**Stated task**
The records below must be written out exactly, with every picture left behind.

↓

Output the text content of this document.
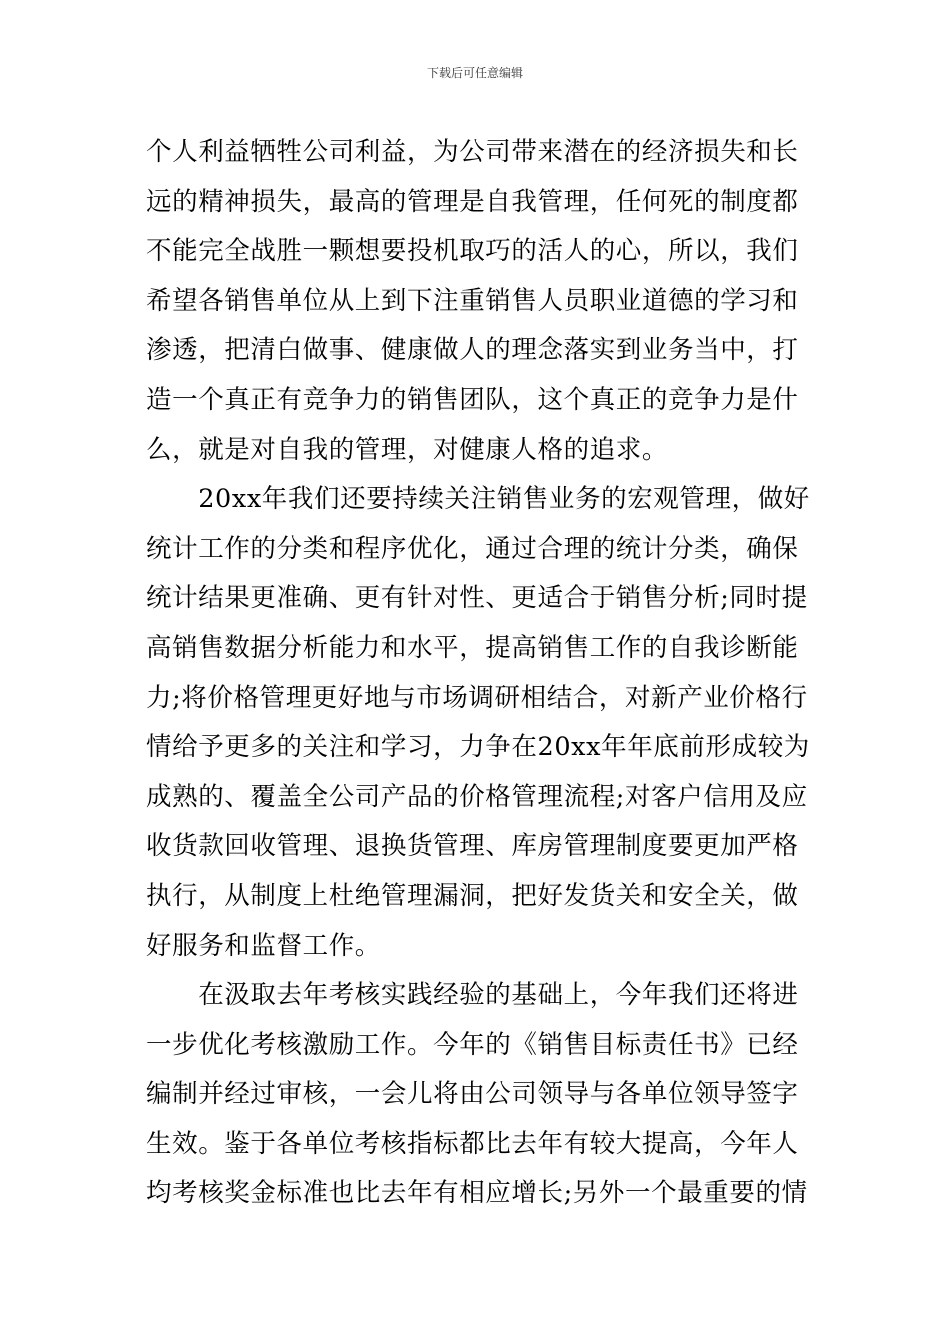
下载后可任意编辑
个人利益牺牲公司利益，为公司带来潜在的经济损失和长
远的精神损失，最高的管理是自我管理，任何死的制度都
不能完全战胜一颗想要投机取巧的活人的心，所以，我们
希望各销售单位从上到下注重销售人员职业道德的学习和
渗透，把清白做事、健康做人的理念落实到业务当中，打
造一个真正有竞争力的销售团队，这个真正的竞争力是什
么，就是对自我的管理，对健康人格的追求。
　　20xx年我们还要持续关注销售业务的宏观管理，做好
统计工作的分类和程序优化，通过合理的统计分类，确保
统计结果更准确、更有针对性、更适合于销售分析;同时提
高销售数据分析能力和水平，提高销售工作的自我诊断能
力;将价格管理更好地与市场调研相结合，对新产业价格行
情给予更多的关注和学习，力争在20xx年年底前形成较为
成熟的、覆盖全公司产品的价格管理流程;对客户信用及应
收货款回收管理、退换货管理、库房管理制度要更加严格
执行，从制度上杜绝管理漏洞，把好发货关和安全关，做
好服务和监督工作。
　　在汲取去年考核实践经验的基础上，今年我们还将进
一步优化考核激励工作。今年的《销售目标责任书》已经
编制并经过审核，一会儿将由公司领导与各单位领导签字
生效。鉴于各单位考核指标都比去年有较大提高，今年人
均考核奖金标准也比去年有相应增长;另外一个最重要的情
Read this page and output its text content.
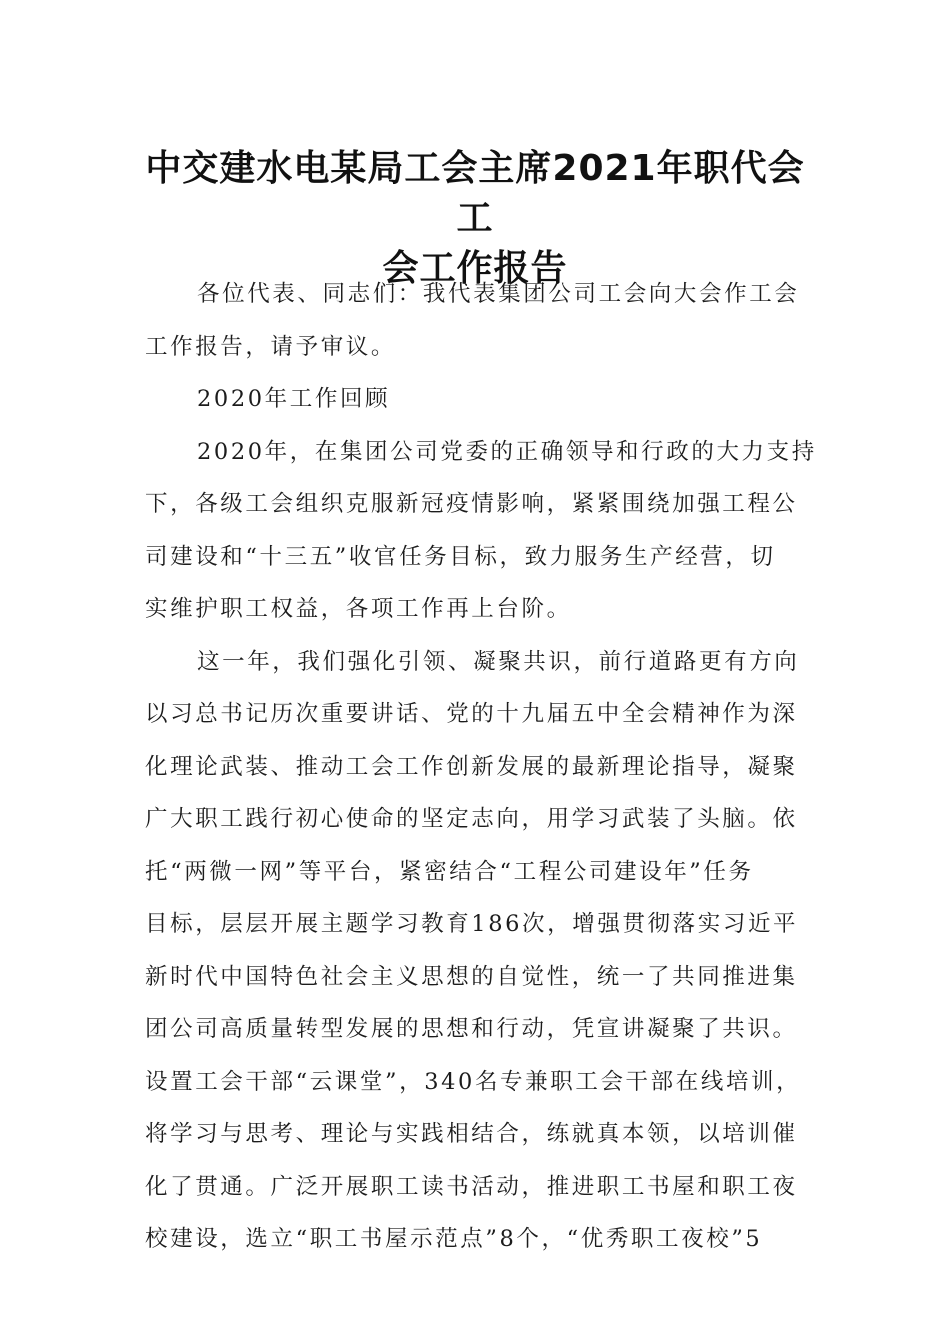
中交建水电某局工会主席2021年职代会工
会工作报告

各位代表、同志们：我代表集团公司工会向大会作工会
工作报告，请予审议。

2020年工作回顾

2020年，在集团公司党委的正确领导和行政的大力支持
下，各级工会组织克服新冠疫情影响，紧紧围绕加强工程公
司建设和“十三五”收官任务目标，致力服务生产经营，切
实维护职工权益，各项工作再上台阶。

这一年，我们强化引领、凝聚共识，前行道路更有方向
以习总书记历次重要讲话、党的十九届五中全会精神作为深
化理论武装、推动工会工作创新发展的最新理论指导，凝聚
广大职工践行初心使命的坚定志向，用学习武装了头脑。依
托“两微一网”等平台，紧密结合“工程公司建设年”任务
目标，层层开展主题学习教育186次，增强贯彻落实习近平
新时代中国特色社会主义思想的自觉性，统一了共同推进集
团公司高质量转型发展的思想和行动，凭宣讲凝聚了共识。
设置工会干部“云课堂”，340名专兼职工会干部在线培训，
将学习与思考、理论与实践相结合，练就真本领，以培训催
化了贯通。广泛开展职工读书活动，推进职工书屋和职工夜
校建设，选立“职工书屋示范点”8个，“优秀职工夜校”5
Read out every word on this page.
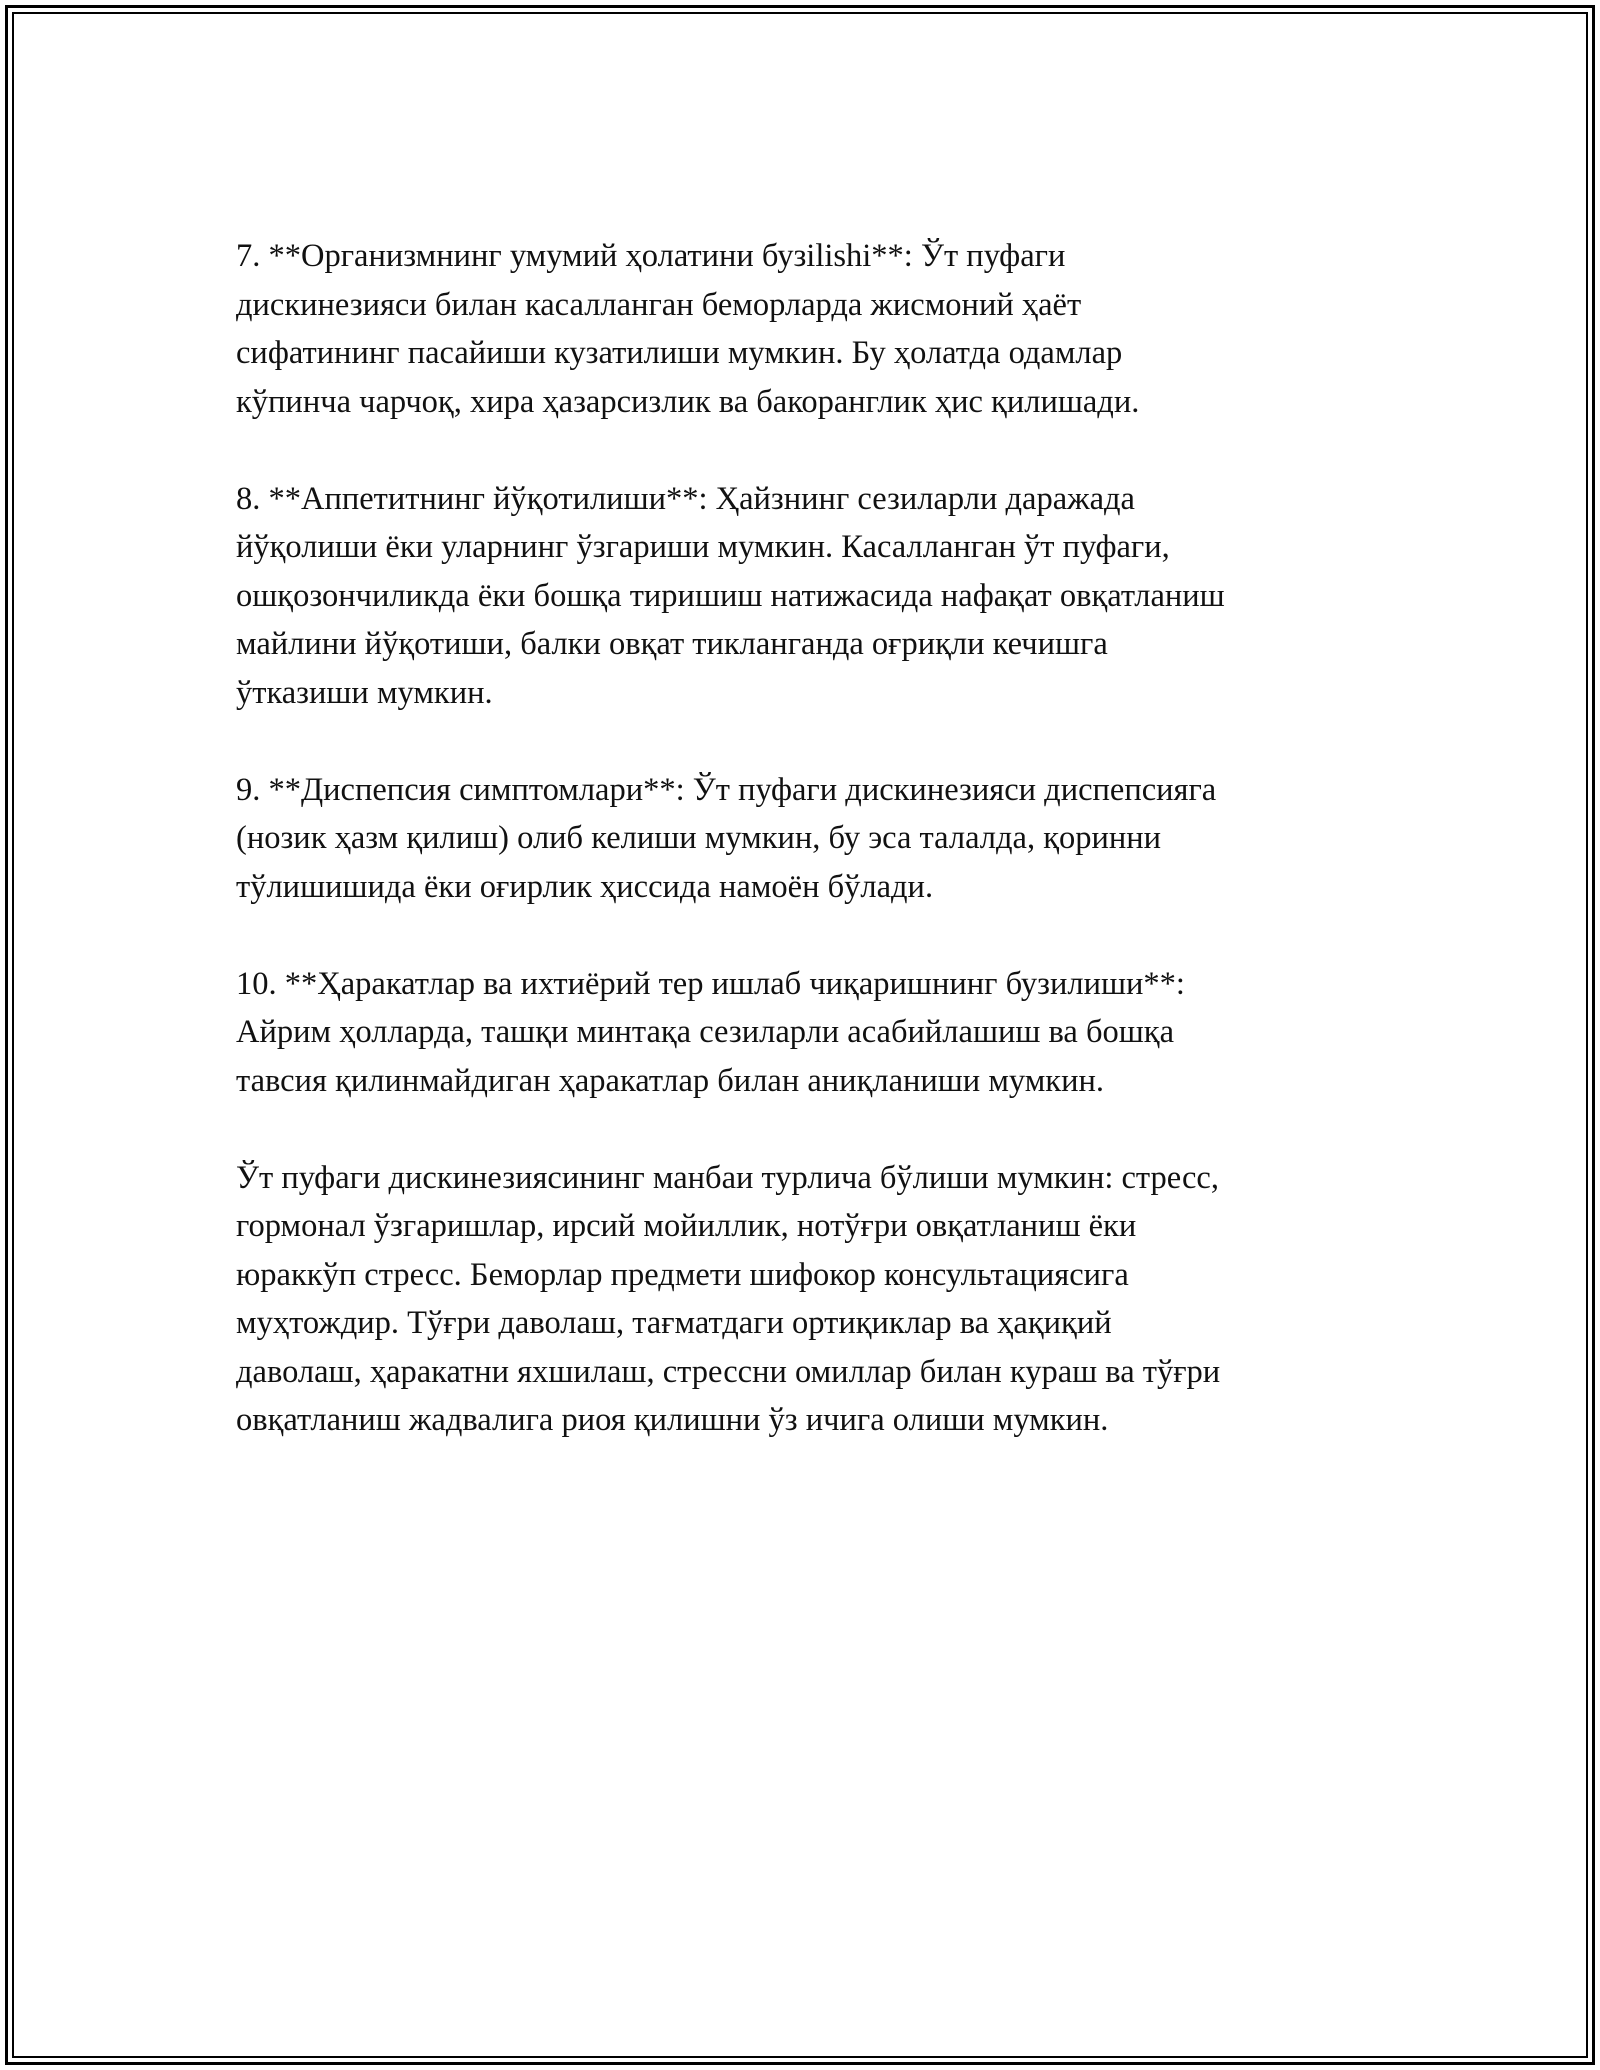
7. **Организмнинг умумий ҳолатини бузilishi**: Ўт пуфаги
дискинезияси билан касалланган беморларда жисмоний ҳаёт
сифатининг пасайиши кузатилиши мумкин. Бу ҳолатда одамлар
кўпинча чарчоқ, хира ҳазарсизлик ва бакоранглик ҳис қилишади.

8. **Аппетитнинг йўқотилиши**: Ҳайзнинг сезиларли даражада
йўқолиши ёки уларнинг ўзгариши мумкин. Касалланган ўт пуфаги,
ошқозончиликда ёки бошқа тиришиш натижасида нафақат овқатланиш
майлини йўқотиши, балки овқат тикланганда оғриқли кечишга
ўтказиши мумкин.

9. **Диспепсия симптомлари**: Ўт пуфаги дискинезияси диспепсияга
(нозик ҳазм қилиш) олиб келиши мумкин, бу эса талалда, қоринни
тўлишишида ёки оғирлик ҳиссида намоён бўлади.

10. **Ҳаракатлар ва ихтиёрий тер ишлаб чиқаришнинг бузилиши**:
Айрим ҳолларда, ташқи минтақа сезиларли асабийлашиш ва бошқа
тавсия қилинмайдиган ҳаракатлар билан аниқланиши мумкин.

Ўт пуфаги дискинезиясининг манбаи турлича бўлиши мумкин: стресс,
гормонал ўзгаришлар, ирсий мойиллик, нотўғри овқатланиш ёки
юраккўп стресс. Беморлар предмети шифокор консультациясига
муҳтождир. Тўғри даволаш, тағматдаги ортиқиклар ва ҳақиқий
даволаш, ҳаракатни яхшилаш, стрессни омиллар билан кураш ва тўғри
овқатланиш жадвалига риоя қилишни ўз ичига олиши мумкин.
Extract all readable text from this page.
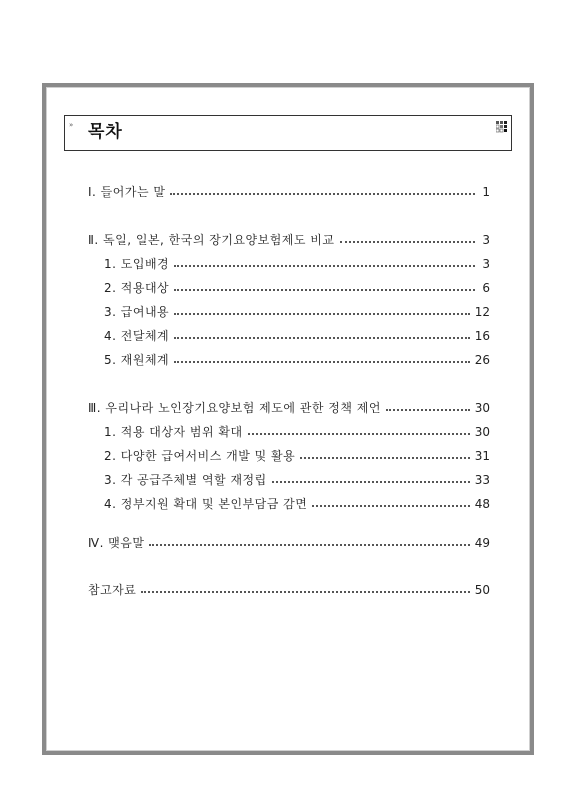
» 목차
Ⅰ. 들어가는 말	1
Ⅱ. 독일, 일본, 한국의 장기요양보험제도 비교	3
1. 도입배경	3
2. 적용대상	6
3. 급여내용	12
4. 전달체계	16
5. 재원체계	26
Ⅲ. 우리나라 노인장기요양보험 제도에 관한 정책 제언	30
1. 적용 대상자 범위 확대	30
2. 다양한 급여서비스 개발 및 활용	31
3. 각 공급주체별 역할 재정립	33
4. 정부지원 확대 및 본인부담금 감면	48
Ⅳ. 맺음말	49
참고자료	50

↑

**Response**
Output the text content of this document.
下载后可任意编辑
个人利益牺牲公司利益，为公司带来潜在的经济损失和长
远的精神损失，最高的管理是自我管理，任何死的制度都
不能完全战胜一颗想要投机取巧的活人的心，所以，我们
希望各销售单位从上到下注重销售人员职业道德的学习和
渗透，把清白做事、健康做人的理念落实到业务当中，打
造一个真正有竞争力的销售团队，这个真正的竞争力是什
么，就是对自我的管理，对健康人格的追求。
　　20xx年我们还要持续关注销售业务的宏观管理，做好
统计工作的分类和程序优化，通过合理的统计分类，确保
统计结果更准确、更有针对性、更适合于销售分析;同时提
高销售数据分析能力和水平，提高销售工作的自我诊断能
力;将价格管理更好地与市场调研相结合，对新产业价格行
情给予更多的关注和学习，力争在20xx年年底前形成较为
成熟的、覆盖全公司产品的价格管理流程;对客户信用及应
收货款回收管理、退换货管理、库房管理制度要更加严格
执行，从制度上杜绝管理漏洞，把好发货关和安全关，做
好服务和监督工作。
　　在汲取去年考核实践经验的基础上，今年我们还将进
一步优化考核激励工作。今年的《销售目标责任书》已经
编制并经过审核，一会儿将由公司领导与各单位领导签字
生效。鉴于各单位考核指标都比去年有较大提高，今年人
均考核奖金标准也比去年有相应增长;另外一个最重要的情
Read this page and output its text content.
中交建水电某局工会主席2021年职代会工
会工作报告

各位代表、同志们：我代表集团公司工会向大会作工会
工作报告，请予审议。

2020年工作回顾

2020年，在集团公司党委的正确领导和行政的大力支持
下，各级工会组织克服新冠疫情影响，紧紧围绕加强工程公
司建设和“十三五”收官任务目标，致力服务生产经营，切
实维护职工权益，各项工作再上台阶。

这一年，我们强化引领、凝聚共识，前行道路更有方向
以习总书记历次重要讲话、党的十九届五中全会精神作为深
化理论武装、推动工会工作创新发展的最新理论指导，凝聚
广大职工践行初心使命的坚定志向，用学习武装了头脑。依
托“两微一网”等平台，紧密结合“工程公司建设年”任务
目标，层层开展主题学习教育186次，增强贯彻落实习近平
新时代中国特色社会主义思想的自觉性，统一了共同推进集
团公司高质量转型发展的思想和行动，凭宣讲凝聚了共识。
设置工会干部“云课堂”，340名专兼职工会干部在线培训，
将学习与思考、理论与实践相结合，练就真本领，以培训催
化了贯通。广泛开展职工读书活动，推进职工书屋和职工夜
校建设，选立“职工书屋示范点”8个，“优秀职工夜校”5
Read out every word on this page.
7. **Организмнинг умумий ҳолатини бузilishi**: Ўт пуфаги
дискинезияси билан касалланган беморларда жисмоний ҳаёт
сифатининг пасайиши кузатилиши мумкин. Бу ҳолатда одамлар
кўпинча чарчоқ, хира ҳазарсизлик ва бакоранглик ҳис қилишади.

8. **Аппетитнинг йўқотилиши**: Ҳайзнинг сезиларли даражада
йўқолиши ёки уларнинг ўзгариши мумкин. Касалланган ўт пуфаги,
ошқозончиликда ёки бошқа тиришиш натижасида нафақат овқатланиш
майлини йўқотиши, балки овқат тикланганда оғриқли кечишга
ўтказиши мумкин.

9. **Диспепсия симптомлари**: Ўт пуфаги дискинезияси диспепсияга
(нозик ҳазм қилиш) олиб келиши мумкин, бу эса талалда, қоринни
тўлишишида ёки оғирлик ҳиссида намоён бўлади.

10. **Ҳаракатлар ва ихтиёрий тер ишлаб чиқаришнинг бузилиши**:
Айрим ҳолларда, ташқи минтақа сезиларли асабийлашиш ва бошқа
тавсия қилинмайдиган ҳаракатлар билан аниқланиши мумкин.

Ўт пуфаги дискинезиясининг манбаи турлича бўлиши мумкин: стресс,
гормонал ўзгаришлар, ирсий мойиллик, нотўғри овқатланиш ёки
юраккўп стресс. Беморлар предмети шифокор консультациясига
муҳтождир. Тўғри даволаш, тағматдаги ортиқиклар ва ҳақиқий
даволаш, ҳаракатни яхшилаш, стрессни омиллар билан кураш ва тўғри
овқатланиш жадвалига риоя қилишни ўз ичига олиши мумкин.
Extract all readable text from this page.
» 목차
Ⅰ. 들어가는 말	1
Ⅱ. 독일, 일본, 한국의 장기요양보험제도 비교	3
1. 도입배경	3
2. 적용대상	6
3. 급여내용	12
4. 전달체계	16
5. 재원체계	26
Ⅲ. 우리나라 노인장기요양보험 제도에 관한 정책 제언	30
1. 적용 대상자 범위 확대	30
2. 다양한 급여서비스 개발 및 활용	31
3. 각 공급주체별 역할 재정립	33
4. 정부지원 확대 및 본인부담금 감면	48
Ⅳ. 맺음말	49
참고자료	50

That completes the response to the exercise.